[Excerpt from a dataset]
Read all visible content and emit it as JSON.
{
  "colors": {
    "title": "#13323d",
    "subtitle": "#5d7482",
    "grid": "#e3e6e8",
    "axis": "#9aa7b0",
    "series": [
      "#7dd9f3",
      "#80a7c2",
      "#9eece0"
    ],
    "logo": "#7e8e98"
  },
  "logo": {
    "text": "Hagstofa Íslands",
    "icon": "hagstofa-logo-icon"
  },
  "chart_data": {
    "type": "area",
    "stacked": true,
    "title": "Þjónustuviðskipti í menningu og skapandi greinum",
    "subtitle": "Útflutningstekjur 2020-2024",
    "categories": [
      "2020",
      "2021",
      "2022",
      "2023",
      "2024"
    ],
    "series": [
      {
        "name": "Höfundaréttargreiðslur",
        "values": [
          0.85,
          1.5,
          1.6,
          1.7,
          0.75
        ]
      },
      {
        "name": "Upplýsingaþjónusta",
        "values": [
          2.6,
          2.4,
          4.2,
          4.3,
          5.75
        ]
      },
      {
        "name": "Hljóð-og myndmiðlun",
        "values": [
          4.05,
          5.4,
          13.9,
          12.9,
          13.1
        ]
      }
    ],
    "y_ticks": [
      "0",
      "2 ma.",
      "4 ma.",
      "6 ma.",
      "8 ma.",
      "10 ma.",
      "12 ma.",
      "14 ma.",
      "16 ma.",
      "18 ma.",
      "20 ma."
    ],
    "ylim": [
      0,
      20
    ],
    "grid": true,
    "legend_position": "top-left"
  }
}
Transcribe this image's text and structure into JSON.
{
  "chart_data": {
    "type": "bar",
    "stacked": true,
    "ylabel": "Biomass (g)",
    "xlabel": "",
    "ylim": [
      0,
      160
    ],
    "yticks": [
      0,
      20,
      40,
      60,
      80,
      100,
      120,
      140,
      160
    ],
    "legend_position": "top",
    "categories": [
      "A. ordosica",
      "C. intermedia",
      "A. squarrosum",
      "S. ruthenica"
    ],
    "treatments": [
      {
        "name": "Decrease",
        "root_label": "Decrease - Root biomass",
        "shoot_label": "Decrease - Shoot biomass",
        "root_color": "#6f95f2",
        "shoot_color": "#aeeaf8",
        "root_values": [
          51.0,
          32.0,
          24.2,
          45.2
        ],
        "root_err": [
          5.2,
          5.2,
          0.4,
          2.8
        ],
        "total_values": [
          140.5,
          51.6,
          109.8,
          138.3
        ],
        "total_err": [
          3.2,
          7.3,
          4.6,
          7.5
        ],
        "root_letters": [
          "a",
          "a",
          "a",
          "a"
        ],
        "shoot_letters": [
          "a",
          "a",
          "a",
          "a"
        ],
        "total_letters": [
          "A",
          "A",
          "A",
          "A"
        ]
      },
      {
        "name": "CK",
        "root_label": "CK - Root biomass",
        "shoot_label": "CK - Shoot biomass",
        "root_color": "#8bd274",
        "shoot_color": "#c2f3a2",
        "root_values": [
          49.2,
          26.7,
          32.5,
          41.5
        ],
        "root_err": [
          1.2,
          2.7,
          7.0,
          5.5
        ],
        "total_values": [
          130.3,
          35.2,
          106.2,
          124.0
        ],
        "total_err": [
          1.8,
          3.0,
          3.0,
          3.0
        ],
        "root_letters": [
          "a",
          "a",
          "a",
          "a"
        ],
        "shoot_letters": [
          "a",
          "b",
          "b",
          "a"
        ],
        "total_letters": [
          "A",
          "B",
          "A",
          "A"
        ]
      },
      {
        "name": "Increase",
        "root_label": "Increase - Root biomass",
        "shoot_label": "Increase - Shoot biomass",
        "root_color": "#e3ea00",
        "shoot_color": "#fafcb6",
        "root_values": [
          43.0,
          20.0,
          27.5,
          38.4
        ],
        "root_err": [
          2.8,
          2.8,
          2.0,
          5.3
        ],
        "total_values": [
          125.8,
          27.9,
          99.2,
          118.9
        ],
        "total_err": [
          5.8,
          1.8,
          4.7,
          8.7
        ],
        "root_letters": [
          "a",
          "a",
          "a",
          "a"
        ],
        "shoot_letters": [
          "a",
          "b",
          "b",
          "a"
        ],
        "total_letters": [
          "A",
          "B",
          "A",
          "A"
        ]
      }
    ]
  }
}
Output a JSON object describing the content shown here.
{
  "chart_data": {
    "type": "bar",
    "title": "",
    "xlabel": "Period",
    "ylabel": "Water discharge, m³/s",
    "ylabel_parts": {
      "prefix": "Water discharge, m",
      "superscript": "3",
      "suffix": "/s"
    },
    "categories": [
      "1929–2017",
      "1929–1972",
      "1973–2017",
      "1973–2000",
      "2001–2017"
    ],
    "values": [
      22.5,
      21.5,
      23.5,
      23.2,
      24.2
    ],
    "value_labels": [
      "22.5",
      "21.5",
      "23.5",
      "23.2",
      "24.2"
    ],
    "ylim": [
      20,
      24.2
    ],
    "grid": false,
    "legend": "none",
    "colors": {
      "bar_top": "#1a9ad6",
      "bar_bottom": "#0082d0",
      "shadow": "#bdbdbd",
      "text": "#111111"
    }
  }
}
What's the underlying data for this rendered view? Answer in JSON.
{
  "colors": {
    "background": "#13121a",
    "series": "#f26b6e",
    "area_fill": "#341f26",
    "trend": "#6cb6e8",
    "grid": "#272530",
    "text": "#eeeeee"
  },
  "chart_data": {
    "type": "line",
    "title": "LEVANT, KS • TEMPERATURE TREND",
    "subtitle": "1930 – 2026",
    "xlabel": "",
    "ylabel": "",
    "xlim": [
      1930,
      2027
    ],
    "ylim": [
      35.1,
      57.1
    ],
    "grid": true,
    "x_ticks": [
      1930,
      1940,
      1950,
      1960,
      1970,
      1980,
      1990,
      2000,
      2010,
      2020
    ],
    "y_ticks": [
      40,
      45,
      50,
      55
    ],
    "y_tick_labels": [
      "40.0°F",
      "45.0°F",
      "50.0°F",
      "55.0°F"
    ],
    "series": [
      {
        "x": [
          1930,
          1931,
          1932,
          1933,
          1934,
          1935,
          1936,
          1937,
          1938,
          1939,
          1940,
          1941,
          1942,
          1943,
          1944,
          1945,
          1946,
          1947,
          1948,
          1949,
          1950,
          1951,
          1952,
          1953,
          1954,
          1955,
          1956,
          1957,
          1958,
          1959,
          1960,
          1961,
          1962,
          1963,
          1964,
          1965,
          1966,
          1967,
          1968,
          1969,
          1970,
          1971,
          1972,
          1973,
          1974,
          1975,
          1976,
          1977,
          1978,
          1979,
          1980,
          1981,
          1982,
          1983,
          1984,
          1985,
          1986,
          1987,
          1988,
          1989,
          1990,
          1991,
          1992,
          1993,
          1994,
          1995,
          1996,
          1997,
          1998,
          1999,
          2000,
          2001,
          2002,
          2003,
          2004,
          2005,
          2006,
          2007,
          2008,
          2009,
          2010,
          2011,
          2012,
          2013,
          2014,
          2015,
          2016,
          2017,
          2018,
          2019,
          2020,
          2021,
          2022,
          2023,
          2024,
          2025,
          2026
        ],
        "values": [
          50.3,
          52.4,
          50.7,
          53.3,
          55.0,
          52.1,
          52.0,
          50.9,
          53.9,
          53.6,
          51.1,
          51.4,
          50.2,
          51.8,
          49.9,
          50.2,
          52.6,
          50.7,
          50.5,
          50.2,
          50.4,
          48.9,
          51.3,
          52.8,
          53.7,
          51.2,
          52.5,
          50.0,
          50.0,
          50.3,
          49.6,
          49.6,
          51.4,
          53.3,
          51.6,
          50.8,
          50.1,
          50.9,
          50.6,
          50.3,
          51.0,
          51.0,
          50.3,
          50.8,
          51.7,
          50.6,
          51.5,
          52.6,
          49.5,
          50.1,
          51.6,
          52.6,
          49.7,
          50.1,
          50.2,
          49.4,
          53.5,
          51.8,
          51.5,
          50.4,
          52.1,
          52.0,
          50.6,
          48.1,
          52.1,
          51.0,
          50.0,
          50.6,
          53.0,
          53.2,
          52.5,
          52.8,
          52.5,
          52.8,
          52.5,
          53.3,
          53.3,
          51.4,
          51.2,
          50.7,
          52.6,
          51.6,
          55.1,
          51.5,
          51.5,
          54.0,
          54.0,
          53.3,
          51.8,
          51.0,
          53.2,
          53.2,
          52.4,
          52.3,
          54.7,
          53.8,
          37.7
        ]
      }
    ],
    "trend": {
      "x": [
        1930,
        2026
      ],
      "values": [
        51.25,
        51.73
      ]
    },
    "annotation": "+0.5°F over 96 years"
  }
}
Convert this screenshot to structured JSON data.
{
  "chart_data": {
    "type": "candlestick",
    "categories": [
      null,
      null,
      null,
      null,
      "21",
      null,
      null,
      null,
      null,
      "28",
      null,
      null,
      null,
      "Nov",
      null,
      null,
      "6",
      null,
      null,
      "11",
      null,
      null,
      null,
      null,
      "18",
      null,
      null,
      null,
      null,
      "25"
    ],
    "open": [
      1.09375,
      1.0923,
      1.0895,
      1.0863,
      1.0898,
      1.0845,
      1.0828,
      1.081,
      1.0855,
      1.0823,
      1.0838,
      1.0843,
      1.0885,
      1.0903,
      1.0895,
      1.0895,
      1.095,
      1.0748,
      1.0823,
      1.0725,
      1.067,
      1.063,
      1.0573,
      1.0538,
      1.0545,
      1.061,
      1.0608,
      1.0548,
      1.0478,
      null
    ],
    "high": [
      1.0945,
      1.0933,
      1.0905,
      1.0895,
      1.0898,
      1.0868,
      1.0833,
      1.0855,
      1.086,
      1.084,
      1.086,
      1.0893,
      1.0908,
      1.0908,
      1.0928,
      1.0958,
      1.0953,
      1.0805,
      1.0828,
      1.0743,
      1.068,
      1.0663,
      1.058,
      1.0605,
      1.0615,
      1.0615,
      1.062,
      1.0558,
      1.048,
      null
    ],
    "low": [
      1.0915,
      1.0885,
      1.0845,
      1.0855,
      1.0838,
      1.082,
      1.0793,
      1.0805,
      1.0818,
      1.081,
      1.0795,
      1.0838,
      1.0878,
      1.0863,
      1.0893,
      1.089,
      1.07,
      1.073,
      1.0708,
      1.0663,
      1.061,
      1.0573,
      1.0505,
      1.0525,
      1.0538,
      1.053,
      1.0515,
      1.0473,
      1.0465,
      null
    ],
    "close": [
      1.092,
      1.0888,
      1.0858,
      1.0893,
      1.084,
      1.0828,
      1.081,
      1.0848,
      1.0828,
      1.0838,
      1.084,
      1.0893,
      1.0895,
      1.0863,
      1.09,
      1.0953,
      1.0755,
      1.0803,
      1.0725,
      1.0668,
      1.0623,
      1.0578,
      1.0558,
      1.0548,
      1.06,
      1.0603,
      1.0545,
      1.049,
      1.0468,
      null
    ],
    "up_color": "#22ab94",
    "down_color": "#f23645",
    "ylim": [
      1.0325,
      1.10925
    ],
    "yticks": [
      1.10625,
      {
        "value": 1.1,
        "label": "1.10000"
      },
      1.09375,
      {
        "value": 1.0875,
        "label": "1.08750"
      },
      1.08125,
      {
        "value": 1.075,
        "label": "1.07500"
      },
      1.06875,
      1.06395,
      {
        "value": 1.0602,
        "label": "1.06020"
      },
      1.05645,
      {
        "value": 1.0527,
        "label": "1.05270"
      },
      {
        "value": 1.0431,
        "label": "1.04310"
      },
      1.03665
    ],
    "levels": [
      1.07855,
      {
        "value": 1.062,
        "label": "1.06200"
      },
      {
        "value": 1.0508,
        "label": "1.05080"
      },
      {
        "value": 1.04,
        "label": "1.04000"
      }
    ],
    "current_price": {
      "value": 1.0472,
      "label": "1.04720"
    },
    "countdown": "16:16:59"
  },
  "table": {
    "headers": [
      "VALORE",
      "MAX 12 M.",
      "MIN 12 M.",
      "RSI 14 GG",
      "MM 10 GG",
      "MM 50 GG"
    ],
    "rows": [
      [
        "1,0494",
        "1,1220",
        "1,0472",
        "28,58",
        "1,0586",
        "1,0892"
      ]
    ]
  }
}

EXERCISE BRIEF => Lines that hold "this" are the ones to copy; find all of them.

EXERCISE OUTPUT =>
Transcribe this image's text and structure into JSON.
What's the underlying data for this rendered view? Answer in JSON.
Convert this screenshot to structured JSON data.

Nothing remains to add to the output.